What is expected: Where a line below holds the string "عامة", copy that line.

Records for this exercise:
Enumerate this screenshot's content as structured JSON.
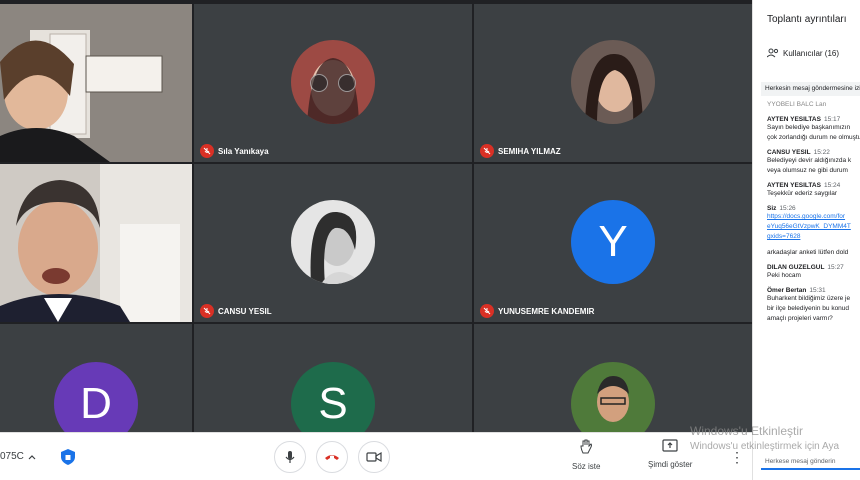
{
  "participants": [
    {
      "name": "Sıla Yanıkaya",
      "kind": "video"
    },
    {
      "name": "Sıla Yanıkaya",
      "kind": "avatar-image"
    },
    {
      "name": "SEMIHA YILMAZ",
      "kind": "avatar-image"
    },
    {
      "name": "",
      "kind": "video"
    },
    {
      "name": "CANSU YESIL",
      "kind": "avatar-image"
    },
    {
      "name": "YUNUSEMRE KANDEMIR",
      "kind": "letter",
      "letter": "Y",
      "color": "#1a73e8"
    },
    {
      "name": "",
      "kind": "letter",
      "letter": "D",
      "color": "#673ab7"
    },
    {
      "name": "",
      "kind": "letter",
      "letter": "S",
      "color": "#1e6b4b"
    },
    {
      "name": "",
      "kind": "avatar-image"
    }
  ],
  "bottom_bar": {
    "meeting_code": "075C",
    "raise_hand_label": "Söz iste",
    "present_label": "Şimdi göster"
  },
  "panel": {
    "title": "Toplantı ayrıntıları",
    "users_label": "Kullanıcılar (16)",
    "everyone_message_toggle": "Herkesin mesaj göndermesine izin ver",
    "input_placeholder": "Herkese mesaj gönderin"
  },
  "messages": [
    {
      "sender": "",
      "time": "",
      "lines": [
        "YYOBELI BALC Lan"
      ]
    },
    {
      "sender": "AYTEN YESILTAS",
      "time": "15:17",
      "lines": [
        "Sayın belediye başkanımızın",
        "çok zorlandığı durum ne olmuştur"
      ]
    },
    {
      "sender": "CANSU YESIL",
      "time": "15:22",
      "lines": [
        "Belediyeyi devir aldığınızda k",
        "veya olumsuz ne gibi durum"
      ]
    },
    {
      "sender": "AYTEN YESILTAS",
      "time": "15:24",
      "lines": [
        "Teşekkür ederiz saygılar"
      ]
    },
    {
      "sender": "Siz",
      "time": "15:26",
      "lines": [
        "https://docs.google.com/for",
        "eYuq56eGtVzpwK_DYMM4T",
        "gxids=7628"
      ],
      "link": true
    },
    {
      "sender": "",
      "time": "",
      "lines": [
        "arkadaşlar anketi lütfen dold"
      ]
    },
    {
      "sender": "DILAN GUZELGUL",
      "time": "15:27",
      "lines": [
        "Peki hocam"
      ]
    },
    {
      "sender": "Ömer Bertan",
      "time": "15:31",
      "lines": [
        "Buharkent bildiğimiz üzere je",
        "bir ilçe belediyenin bu konud",
        "amaçlı projeleri varmı?"
      ]
    }
  ],
  "watermark": {
    "line1": "Windows'u Etkinleştir",
    "line2": "Windows'u etkinleştirmek için Aya"
  },
  "colors": {
    "mute_red": "#d93025",
    "link_blue": "#1a73e8",
    "tile_bg": "#3c4043",
    "grid_bg": "#202124"
  }
}
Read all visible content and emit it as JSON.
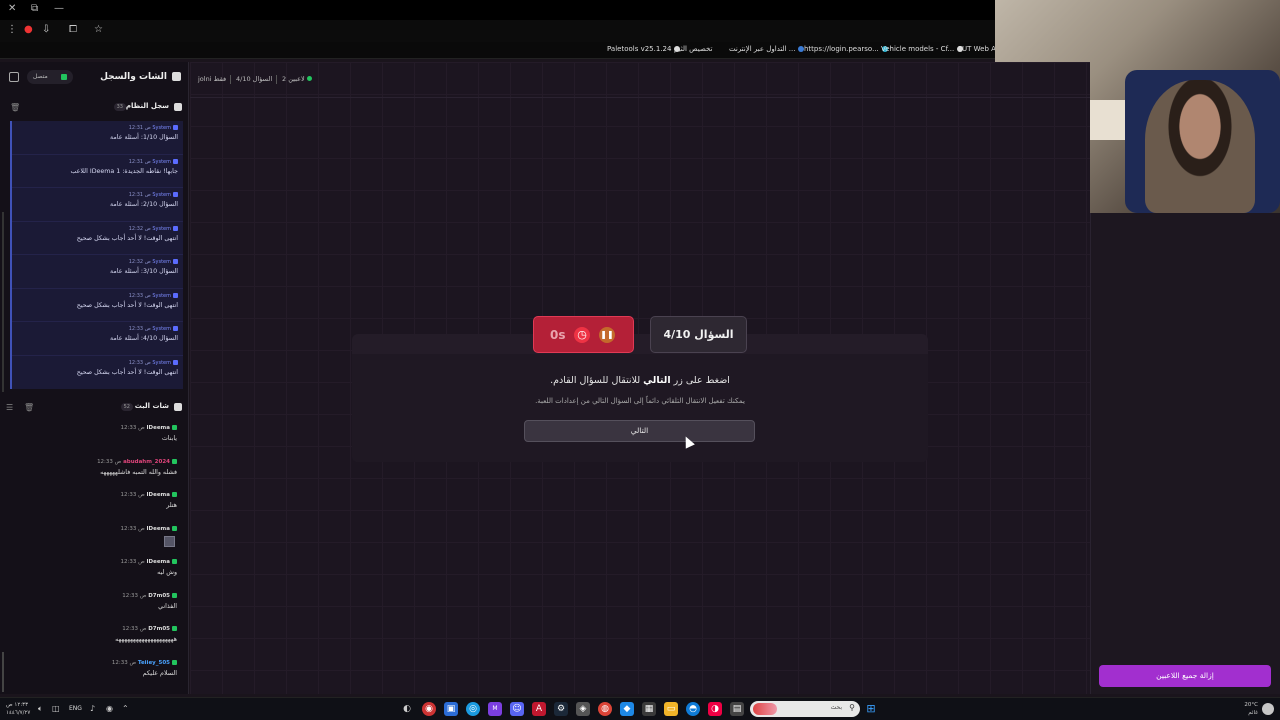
{
  "browser": {
    "bookmarks": [
      {
        "label": "Paletools v25.1.24"
      },
      {
        "label": "تخصيص الثيم"
      },
      {
        "label": "التداول عبر الإنترنت ..."
      },
      {
        "label": "https://login.pearso..."
      },
      {
        "label": "Vehicle models - Cf..."
      },
      {
        "label": "FUT Web App"
      }
    ]
  },
  "sidebar": {
    "title": "الشات والسجل",
    "status": "متصل",
    "system_log": {
      "title": "سجل النظام",
      "count": "33",
      "items": [
        {
          "sender": "System",
          "time": "12:31 ص",
          "text": "السؤال 1/10: أسئلة عامة"
        },
        {
          "sender": "System",
          "time": "12:31 ص",
          "text": "اللاعب IDeema جابها! نقاطه الجديدة: 1"
        },
        {
          "sender": "System",
          "time": "12:31 ص",
          "text": "السؤال 2/10: أسئلة عامة"
        },
        {
          "sender": "System",
          "time": "12:32 ص",
          "text": "انتهى الوقت! لا أحد أجاب بشكل صحيح"
        },
        {
          "sender": "System",
          "time": "12:32 ص",
          "text": "السؤال 3/10: أسئلة عامة"
        },
        {
          "sender": "System",
          "time": "12:33 ص",
          "text": "انتهى الوقت! لا أحد أجاب بشكل صحيح"
        },
        {
          "sender": "System",
          "time": "12:33 ص",
          "text": "السؤال 4/10: أسئلة عامة"
        },
        {
          "sender": "System",
          "time": "12:33 ص",
          "text": "انتهى الوقت! لا أحد أجاب بشكل صحيح"
        }
      ]
    },
    "live_chat": {
      "title": "شات البث",
      "count": "52",
      "items": [
        {
          "name": "IDeema",
          "time": "12:33 ص",
          "text": "يابنات",
          "name_color": "#dddddd"
        },
        {
          "name": "abudahm_2024",
          "time": "12:33 ص",
          "text": "فشله والله التمبه فاشلهههههه",
          "name_color": "#e0457b"
        },
        {
          "name": "IDeema",
          "time": "12:33 ص",
          "text": "هتلر",
          "name_color": "#dddddd"
        },
        {
          "name": "IDeema",
          "time": "12:33 ص",
          "text": "",
          "name_color": "#dddddd",
          "image": true
        },
        {
          "name": "IDeema",
          "time": "12:33 ص",
          "text": "وش ليه",
          "name_color": "#dddddd"
        },
        {
          "name": "D7m05",
          "time": "12:33 ص",
          "text": "الفذاني",
          "name_color": "#dddddd"
        },
        {
          "name": "D7m05",
          "time": "12:33 ص",
          "text": "ههههههههههههههههههههه",
          "name_color": "#dddddd"
        },
        {
          "name": "Teiiey_505",
          "time": "12:33 ص",
          "text": "السلام عليكم",
          "name_color": "#4aa3ff"
        }
      ]
    }
  },
  "main": {
    "players": "2 لاعبين",
    "progress": "السؤال 4/10",
    "mode": "jolni فقط",
    "timer": "0s",
    "question_badge": "السؤال 4/10",
    "prompt_before": "اضغط على زر ",
    "prompt_bold": "التالي",
    "prompt_after": " للانتقال للسؤال القادم.",
    "hint": "يمكنك تفعيل الانتقال التلقائي دائماً إلى السؤال التالي من إعدادات اللعبة.",
    "next_button": "التالي",
    "remove_all_button": "إزالة جميع اللاعبين"
  },
  "taskbar": {
    "time": "١٢:٣٣ ص",
    "date": "١٤٤٦/٧/٢٧",
    "lang": "ENG",
    "search_placeholder": "بحث",
    "weather_temp": "20°C",
    "weather_desc": "غائم"
  },
  "colors": {
    "accent_purple": "#a22fcf",
    "timer_red": "#b42037",
    "system_blue": "#4052b8",
    "online_green": "#22c55e"
  }
}
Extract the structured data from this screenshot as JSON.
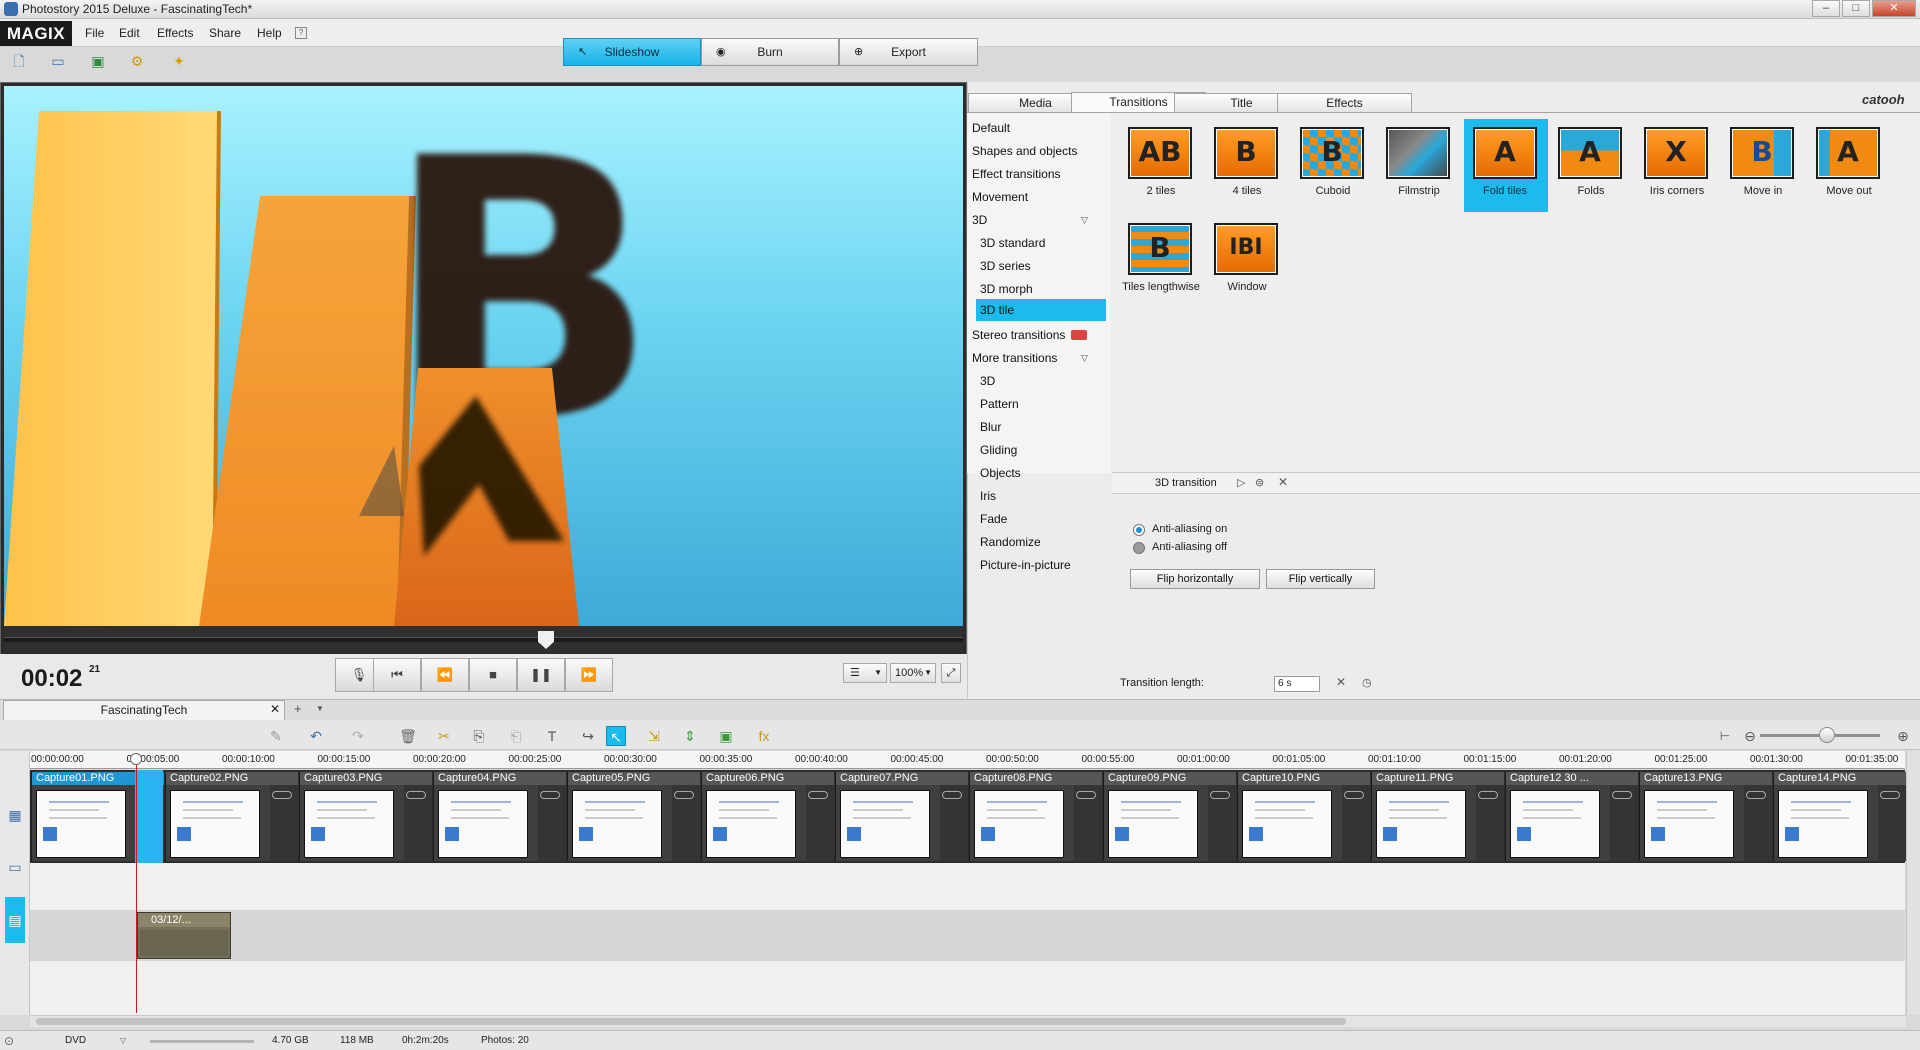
{
  "window": {
    "title": "Photostory 2015 Deluxe - FascinatingTech*"
  },
  "brand": {
    "logo": "MAGIX",
    "partner": "catooh"
  },
  "menu": [
    "File",
    "Edit",
    "Effects",
    "Share",
    "Help"
  ],
  "modes": [
    {
      "label": "Slideshow",
      "icon": "cursor-icon",
      "active": true
    },
    {
      "label": "Burn",
      "icon": "disc-icon",
      "active": false
    },
    {
      "label": "Export",
      "icon": "globe-icon",
      "active": false
    }
  ],
  "preview": {
    "timecode": "00:02",
    "timecode_frames": "21",
    "zoom": "100%",
    "seek_fraction": 0.565
  },
  "panel_tabs": [
    "Media",
    "Transitions",
    "Title",
    "Effects"
  ],
  "active_panel_tab": "Transitions",
  "categories": [
    {
      "label": "Default",
      "level": 0
    },
    {
      "label": "Shapes and objects",
      "level": 0
    },
    {
      "label": "Effect transitions",
      "level": 0
    },
    {
      "label": "Movement",
      "level": 0
    },
    {
      "label": "3D",
      "level": 0,
      "expanded": true
    },
    {
      "label": "3D standard",
      "level": 1
    },
    {
      "label": "3D series",
      "level": 1
    },
    {
      "label": "3D morph",
      "level": 1
    },
    {
      "label": "3D tile",
      "level": 1,
      "selected": true
    },
    {
      "label": "Stereo transitions",
      "level": 0,
      "badge": true
    },
    {
      "label": "More transitions",
      "level": 0,
      "expanded": true
    },
    {
      "label": "3D",
      "level": 1
    },
    {
      "label": "Pattern",
      "level": 1
    },
    {
      "label": "Blur",
      "level": 1
    },
    {
      "label": "Gliding",
      "level": 1
    },
    {
      "label": "Objects",
      "level": 1
    },
    {
      "label": "Iris",
      "level": 1
    },
    {
      "label": "Fade",
      "level": 1
    },
    {
      "label": "Randomize",
      "level": 1
    },
    {
      "label": "Picture-in-picture",
      "level": 1
    }
  ],
  "transitions": [
    {
      "label": "2 tiles",
      "glyph": "AB"
    },
    {
      "label": "4 tiles",
      "glyph": "B"
    },
    {
      "label": "Cuboid",
      "glyph": "B"
    },
    {
      "label": "Filmstrip",
      "glyph": ""
    },
    {
      "label": "Fold tiles",
      "glyph": "A",
      "selected": true
    },
    {
      "label": "Folds",
      "glyph": "A"
    },
    {
      "label": "Iris corners",
      "glyph": "X"
    },
    {
      "label": "Move in",
      "glyph": "B"
    },
    {
      "label": "Move out",
      "glyph": "A"
    },
    {
      "label": "Tiles lengthwise",
      "glyph": "B"
    },
    {
      "label": "Window",
      "glyph": "IBI"
    }
  ],
  "properties": {
    "title": "3D transition",
    "radio_on": "Anti-aliasing on",
    "radio_off": "Anti-aliasing off",
    "flip_h": "Flip horizontally",
    "flip_v": "Flip vertically",
    "length_label": "Transition length:",
    "length_value": "6 s"
  },
  "project": {
    "tab": "FascinatingTech"
  },
  "ruler": [
    "00:00:00:00",
    "00:00:05:00",
    "00:00:10:00",
    "00:00:15:00",
    "00:00:20:00",
    "00:00:25:00",
    "00:00:30:00",
    "00:00:35:00",
    "00:00:40:00",
    "00:00:45:00",
    "00:00:50:00",
    "00:00:55:00",
    "00:01:00:00",
    "00:01:05:00",
    "00:01:10:00",
    "00:01:15:00",
    "00:01:20:00",
    "00:01:25:00",
    "00:01:30:00",
    "00:01:35:00"
  ],
  "clips": [
    "Capture01.PNG",
    "Capture02.PNG",
    "Capture03.PNG",
    "Capture04.PNG",
    "Capture05.PNG",
    "Capture06.PNG",
    "Capture07.PNG",
    "Capture08.PNG",
    "Capture09.PNG",
    "Capture10.PNG",
    "Capture11.PNG",
    "Capture12 30 ...",
    "Capture13.PNG",
    "Capture14.PNG"
  ],
  "text_clip": {
    "label": "03/12/..."
  },
  "status": {
    "format": "DVD",
    "size": "4.70 GB",
    "used": "118 MB",
    "duration": "0h:2m:20s",
    "photos": "Photos: 20"
  },
  "colors": {
    "accent": "#1bbbee",
    "playhead": "#d3181b",
    "tile_orange": "#f08a10"
  }
}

Solution to the exercise:
          "text": "السؤال 1/10: أسئلة عامة"
          "text": "السؤال 2/10: أسئلة عامة"
          "text": "السؤال 3/10: أسئلة عامة"
          "text": "السؤال 4/10: أسئلة عامة"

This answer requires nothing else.